═══ INFORMATION PROVIDED
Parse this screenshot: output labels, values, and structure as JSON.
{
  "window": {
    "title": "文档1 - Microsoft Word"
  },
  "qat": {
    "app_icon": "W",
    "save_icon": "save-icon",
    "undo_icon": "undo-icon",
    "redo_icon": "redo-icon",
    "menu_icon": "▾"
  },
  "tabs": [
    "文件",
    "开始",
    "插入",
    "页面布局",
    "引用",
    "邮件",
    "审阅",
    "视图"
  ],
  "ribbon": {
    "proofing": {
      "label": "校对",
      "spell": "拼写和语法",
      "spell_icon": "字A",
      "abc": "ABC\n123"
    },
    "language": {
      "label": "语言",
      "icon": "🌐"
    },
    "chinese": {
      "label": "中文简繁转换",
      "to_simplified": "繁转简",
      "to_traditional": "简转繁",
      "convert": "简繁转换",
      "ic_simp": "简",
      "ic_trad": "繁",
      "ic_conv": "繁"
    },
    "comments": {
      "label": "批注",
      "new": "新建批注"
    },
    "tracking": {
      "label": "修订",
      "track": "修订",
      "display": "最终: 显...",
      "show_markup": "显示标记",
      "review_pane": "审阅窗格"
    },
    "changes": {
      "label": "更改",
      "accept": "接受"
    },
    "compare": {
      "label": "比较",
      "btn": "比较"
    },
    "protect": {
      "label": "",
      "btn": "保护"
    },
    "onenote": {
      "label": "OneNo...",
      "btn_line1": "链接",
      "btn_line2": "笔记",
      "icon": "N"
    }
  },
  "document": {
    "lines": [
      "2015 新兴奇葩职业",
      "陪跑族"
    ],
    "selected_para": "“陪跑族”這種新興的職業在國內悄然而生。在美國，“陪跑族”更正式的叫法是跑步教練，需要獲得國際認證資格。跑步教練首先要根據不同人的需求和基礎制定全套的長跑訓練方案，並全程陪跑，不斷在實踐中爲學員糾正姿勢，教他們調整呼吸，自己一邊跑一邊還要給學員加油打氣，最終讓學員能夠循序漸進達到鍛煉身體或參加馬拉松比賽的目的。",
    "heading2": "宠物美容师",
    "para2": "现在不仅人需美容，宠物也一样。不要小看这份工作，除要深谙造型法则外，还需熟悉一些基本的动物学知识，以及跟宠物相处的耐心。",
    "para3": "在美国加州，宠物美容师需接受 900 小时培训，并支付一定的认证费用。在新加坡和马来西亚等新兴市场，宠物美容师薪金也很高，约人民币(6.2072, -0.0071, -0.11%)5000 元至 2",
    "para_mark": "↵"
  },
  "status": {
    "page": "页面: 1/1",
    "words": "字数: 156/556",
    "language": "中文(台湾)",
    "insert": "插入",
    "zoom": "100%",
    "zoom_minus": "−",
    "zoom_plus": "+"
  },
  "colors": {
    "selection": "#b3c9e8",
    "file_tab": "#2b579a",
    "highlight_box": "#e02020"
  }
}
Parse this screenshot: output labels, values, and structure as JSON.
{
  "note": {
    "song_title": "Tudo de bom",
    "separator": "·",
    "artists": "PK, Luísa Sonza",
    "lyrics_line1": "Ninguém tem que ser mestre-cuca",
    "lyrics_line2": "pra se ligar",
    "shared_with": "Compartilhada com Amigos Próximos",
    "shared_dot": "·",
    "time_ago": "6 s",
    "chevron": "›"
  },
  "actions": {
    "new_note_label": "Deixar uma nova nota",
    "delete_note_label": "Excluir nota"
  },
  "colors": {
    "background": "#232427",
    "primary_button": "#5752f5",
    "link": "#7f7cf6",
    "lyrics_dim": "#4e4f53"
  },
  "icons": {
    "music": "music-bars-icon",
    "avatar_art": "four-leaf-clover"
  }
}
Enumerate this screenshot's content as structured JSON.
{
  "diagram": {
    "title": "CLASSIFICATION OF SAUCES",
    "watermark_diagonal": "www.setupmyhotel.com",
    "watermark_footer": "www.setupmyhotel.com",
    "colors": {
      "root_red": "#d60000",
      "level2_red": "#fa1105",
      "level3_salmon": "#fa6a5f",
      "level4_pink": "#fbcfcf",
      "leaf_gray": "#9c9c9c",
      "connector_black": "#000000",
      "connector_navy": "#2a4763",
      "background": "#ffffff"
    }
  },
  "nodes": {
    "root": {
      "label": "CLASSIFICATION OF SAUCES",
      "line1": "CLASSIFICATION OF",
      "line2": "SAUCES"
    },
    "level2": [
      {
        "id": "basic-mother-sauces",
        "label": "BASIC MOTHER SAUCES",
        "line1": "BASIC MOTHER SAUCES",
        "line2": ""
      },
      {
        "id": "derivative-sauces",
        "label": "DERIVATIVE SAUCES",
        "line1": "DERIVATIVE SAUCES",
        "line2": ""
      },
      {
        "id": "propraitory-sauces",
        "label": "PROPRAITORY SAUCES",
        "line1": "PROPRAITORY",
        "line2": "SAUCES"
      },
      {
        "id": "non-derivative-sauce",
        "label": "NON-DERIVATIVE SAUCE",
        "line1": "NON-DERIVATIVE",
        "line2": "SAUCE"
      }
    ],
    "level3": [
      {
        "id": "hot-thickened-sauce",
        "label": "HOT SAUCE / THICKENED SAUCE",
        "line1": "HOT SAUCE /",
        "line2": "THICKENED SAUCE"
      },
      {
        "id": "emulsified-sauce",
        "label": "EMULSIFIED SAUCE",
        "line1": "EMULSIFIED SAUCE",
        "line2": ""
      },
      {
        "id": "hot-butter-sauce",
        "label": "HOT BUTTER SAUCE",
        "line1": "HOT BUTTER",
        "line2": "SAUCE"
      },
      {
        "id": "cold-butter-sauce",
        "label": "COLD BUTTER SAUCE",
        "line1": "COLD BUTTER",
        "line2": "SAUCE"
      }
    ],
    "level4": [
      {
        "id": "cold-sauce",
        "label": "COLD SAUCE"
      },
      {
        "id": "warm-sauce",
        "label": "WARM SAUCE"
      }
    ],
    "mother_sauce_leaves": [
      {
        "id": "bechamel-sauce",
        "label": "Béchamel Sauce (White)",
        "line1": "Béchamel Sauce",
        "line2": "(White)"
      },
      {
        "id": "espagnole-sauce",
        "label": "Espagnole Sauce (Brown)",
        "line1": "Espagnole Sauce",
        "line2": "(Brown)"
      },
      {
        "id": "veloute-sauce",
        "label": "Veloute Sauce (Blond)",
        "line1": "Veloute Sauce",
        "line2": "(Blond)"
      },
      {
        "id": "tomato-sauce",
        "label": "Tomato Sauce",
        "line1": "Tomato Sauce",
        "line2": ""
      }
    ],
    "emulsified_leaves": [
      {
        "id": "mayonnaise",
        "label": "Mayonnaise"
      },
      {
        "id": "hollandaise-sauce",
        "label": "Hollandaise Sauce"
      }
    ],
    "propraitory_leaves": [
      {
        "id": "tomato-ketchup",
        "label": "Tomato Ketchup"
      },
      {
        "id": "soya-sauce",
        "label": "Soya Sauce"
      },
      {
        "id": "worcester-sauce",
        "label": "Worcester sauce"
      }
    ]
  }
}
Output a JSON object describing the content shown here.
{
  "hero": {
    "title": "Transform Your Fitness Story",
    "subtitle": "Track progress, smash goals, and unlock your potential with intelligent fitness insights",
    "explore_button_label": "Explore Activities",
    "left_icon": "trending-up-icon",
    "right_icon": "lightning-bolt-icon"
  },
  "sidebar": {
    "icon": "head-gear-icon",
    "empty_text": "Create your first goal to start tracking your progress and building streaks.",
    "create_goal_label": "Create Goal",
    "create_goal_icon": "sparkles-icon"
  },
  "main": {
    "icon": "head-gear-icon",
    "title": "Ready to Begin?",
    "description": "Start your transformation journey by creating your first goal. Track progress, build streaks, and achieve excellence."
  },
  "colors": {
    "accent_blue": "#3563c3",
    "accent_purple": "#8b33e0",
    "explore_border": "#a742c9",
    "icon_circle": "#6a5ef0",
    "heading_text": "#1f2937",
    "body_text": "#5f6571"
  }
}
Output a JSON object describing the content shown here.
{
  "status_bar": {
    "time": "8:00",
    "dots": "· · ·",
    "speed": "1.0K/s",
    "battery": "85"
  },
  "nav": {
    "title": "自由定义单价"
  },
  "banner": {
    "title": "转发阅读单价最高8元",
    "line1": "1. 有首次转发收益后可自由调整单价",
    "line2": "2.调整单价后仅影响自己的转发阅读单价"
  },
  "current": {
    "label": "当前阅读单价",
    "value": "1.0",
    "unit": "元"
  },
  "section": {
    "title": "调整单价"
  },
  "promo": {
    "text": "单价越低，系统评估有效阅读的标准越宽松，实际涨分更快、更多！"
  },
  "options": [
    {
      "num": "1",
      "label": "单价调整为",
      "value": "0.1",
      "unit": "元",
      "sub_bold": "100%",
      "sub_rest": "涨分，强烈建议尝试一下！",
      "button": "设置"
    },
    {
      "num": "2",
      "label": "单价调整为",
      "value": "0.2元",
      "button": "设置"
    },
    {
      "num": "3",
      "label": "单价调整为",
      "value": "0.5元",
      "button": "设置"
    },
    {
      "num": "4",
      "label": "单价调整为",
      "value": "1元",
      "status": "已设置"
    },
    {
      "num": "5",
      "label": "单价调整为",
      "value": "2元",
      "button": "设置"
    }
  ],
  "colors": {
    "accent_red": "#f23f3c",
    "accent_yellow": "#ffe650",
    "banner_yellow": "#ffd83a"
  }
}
══════
TASK STATEMENT
List each line holding the string "streaks".

SOLUTION FOR THIS PROBLEM
    "empty_text": "Create your first goal to start tracking your progress and building streaks.",
    "description": "Start your transformation journey by creating your first goal. Track progress, build streaks, and achieve excellence."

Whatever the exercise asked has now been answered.